» **Exercise brief**
Determine the count of lines holding the string "screenshot". Return only the number.

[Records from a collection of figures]
* * * * * * *

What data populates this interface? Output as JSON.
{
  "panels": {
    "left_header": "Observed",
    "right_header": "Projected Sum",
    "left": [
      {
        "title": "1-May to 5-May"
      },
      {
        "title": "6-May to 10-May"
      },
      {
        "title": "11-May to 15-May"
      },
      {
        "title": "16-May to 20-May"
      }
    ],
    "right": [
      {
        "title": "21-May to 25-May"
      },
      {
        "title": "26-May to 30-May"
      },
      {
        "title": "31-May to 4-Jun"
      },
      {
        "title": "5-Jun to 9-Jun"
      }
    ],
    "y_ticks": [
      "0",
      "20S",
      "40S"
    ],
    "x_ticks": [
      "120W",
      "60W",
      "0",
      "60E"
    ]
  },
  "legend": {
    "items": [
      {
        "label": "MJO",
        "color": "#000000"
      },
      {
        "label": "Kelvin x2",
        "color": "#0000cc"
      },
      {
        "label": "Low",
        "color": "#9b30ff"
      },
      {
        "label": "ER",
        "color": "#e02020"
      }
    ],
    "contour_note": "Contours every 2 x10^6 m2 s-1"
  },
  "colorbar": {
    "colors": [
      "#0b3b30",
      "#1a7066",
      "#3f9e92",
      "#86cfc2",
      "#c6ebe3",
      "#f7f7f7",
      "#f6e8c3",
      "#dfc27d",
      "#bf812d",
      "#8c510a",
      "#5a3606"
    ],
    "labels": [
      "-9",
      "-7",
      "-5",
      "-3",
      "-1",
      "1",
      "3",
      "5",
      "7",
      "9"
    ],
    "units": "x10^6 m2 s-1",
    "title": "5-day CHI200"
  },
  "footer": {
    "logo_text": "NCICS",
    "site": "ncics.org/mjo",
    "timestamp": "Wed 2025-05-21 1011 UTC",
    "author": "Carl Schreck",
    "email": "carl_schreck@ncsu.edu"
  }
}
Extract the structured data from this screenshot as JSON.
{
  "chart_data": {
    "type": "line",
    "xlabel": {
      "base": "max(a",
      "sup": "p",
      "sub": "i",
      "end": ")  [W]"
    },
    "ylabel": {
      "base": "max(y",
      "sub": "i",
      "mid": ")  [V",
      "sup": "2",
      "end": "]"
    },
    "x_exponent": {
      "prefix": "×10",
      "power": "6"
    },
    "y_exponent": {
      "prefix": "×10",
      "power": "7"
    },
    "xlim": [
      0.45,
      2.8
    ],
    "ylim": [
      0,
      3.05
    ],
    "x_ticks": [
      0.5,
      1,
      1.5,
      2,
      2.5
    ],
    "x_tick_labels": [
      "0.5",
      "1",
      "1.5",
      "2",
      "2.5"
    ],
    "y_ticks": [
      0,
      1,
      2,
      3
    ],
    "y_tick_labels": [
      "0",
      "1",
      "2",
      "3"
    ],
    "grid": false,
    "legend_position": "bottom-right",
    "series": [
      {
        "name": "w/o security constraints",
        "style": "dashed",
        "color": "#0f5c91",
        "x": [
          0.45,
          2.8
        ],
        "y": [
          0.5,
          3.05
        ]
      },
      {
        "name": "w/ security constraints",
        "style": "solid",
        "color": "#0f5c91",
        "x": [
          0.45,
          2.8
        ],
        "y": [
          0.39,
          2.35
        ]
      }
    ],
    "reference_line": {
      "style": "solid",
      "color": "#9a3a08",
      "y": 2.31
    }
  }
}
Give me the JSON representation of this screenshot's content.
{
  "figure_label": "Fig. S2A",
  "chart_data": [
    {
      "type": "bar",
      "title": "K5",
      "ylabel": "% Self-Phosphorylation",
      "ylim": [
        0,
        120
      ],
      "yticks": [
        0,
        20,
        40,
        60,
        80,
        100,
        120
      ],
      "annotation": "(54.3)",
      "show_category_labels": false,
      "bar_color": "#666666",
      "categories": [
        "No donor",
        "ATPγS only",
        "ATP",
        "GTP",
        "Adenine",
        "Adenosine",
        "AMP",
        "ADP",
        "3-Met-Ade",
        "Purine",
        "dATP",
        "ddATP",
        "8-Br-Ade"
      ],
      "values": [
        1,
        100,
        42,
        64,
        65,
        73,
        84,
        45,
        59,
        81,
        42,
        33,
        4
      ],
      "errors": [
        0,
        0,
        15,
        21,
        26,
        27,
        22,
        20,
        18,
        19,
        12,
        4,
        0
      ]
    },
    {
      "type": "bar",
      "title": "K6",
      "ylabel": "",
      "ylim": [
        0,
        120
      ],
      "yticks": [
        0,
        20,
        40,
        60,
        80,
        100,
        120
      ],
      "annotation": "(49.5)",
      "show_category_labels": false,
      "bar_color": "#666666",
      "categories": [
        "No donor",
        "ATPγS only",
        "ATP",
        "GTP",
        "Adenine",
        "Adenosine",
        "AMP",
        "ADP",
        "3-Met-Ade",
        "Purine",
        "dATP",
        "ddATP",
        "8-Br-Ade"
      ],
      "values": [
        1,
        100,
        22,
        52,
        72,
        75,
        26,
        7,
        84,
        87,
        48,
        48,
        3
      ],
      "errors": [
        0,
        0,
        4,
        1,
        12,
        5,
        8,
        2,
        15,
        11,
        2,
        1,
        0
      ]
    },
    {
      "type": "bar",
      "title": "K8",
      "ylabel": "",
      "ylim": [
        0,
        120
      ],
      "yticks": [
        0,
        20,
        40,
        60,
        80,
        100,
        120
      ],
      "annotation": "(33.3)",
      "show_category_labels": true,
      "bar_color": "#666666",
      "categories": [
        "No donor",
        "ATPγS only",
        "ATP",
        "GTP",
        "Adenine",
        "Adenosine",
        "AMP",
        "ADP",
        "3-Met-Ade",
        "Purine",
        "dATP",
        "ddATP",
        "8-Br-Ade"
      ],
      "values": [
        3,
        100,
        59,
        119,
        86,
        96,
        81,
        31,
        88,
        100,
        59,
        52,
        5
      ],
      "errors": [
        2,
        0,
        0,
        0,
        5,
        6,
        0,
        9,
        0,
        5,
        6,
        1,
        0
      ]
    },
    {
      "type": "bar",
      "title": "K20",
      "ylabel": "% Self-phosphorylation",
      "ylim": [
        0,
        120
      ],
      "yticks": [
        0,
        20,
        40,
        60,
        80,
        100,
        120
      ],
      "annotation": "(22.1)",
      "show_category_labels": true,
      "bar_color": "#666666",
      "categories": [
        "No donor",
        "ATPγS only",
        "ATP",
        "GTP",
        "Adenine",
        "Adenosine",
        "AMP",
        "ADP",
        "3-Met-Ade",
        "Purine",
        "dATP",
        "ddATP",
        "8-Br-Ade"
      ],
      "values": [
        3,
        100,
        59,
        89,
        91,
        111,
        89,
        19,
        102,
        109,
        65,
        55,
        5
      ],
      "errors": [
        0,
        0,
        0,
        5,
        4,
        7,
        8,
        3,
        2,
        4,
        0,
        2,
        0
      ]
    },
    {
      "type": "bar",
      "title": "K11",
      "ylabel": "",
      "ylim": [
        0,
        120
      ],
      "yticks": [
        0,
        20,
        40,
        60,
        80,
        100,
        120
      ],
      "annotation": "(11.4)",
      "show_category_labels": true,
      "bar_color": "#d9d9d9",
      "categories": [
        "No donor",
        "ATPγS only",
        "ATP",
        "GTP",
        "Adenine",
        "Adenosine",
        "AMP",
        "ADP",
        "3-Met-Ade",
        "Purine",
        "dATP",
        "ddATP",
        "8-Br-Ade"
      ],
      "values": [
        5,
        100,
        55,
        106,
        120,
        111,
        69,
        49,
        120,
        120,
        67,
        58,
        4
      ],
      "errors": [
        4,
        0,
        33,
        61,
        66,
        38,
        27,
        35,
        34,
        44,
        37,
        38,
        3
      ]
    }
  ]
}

* * * * * * *

» **Response to the task**
2